Set down each record exactly as written.
======== DATA PROVIDED ========
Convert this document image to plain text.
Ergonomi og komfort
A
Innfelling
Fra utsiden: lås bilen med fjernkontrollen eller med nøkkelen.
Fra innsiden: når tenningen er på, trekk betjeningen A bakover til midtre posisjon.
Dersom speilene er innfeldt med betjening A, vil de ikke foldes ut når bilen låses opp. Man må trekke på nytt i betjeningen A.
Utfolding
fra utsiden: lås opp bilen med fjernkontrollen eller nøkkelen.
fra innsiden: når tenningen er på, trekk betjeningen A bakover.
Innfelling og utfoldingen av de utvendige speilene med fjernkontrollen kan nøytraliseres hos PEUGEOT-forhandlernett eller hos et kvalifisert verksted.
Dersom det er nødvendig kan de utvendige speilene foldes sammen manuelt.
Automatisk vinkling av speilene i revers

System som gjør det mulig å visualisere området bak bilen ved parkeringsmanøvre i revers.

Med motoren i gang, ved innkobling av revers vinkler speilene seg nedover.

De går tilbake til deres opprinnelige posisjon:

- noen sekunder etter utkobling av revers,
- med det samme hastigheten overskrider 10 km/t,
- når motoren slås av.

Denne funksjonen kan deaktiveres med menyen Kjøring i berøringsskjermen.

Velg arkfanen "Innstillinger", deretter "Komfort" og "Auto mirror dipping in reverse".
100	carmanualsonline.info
========
## TASK SOLUTION
Convert this document image to plain text.
Ergonomi og komfort
A
Innfelling
Fra utsiden: lås bilen med fjernkontrollen eller med nøkkelen.
Fra innsiden: når tenningen er på, trekk betjeningen A bakover til midtre posisjon.
Dersom speilene er innfeldt med betjening A, vil de ikke foldes ut når bilen låses opp. Man må trekke på nytt i betjeningen A.
Utfolding
fra utsiden: lås opp bilen med fjernkontrollen eller nøkkelen.
fra innsiden: når tenningen er på, trekk betjeningen A bakover.
Innfelling og utfoldingen av de utvendige speilene med fjernkontrollen kan nøytraliseres hos PEUGEOT-forhandlernett eller hos et kvalifisert verksted.
Dersom det er nødvendig kan de utvendige speilene foldes sammen manuelt.
Automatisk vinkling av speilene i revers

System som gjør det mulig å visualisere området bak bilen ved parkeringsmanøvre i revers.

Med motoren i gang, ved innkobling av revers vinkler speilene seg nedover.

De går tilbake til deres opprinnelige posisjon:

- noen sekunder etter utkobling av revers,
- med det samme hastigheten overskrider 10 km/t,
- når motoren slås av.

Denne funksjonen kan deaktiveres med menyen Kjøring i berøringsskjermen.

Velg arkfanen "Innstillinger", deretter "Komfort" og "Auto mirror dipping in reverse".
100	carmanualsonline.info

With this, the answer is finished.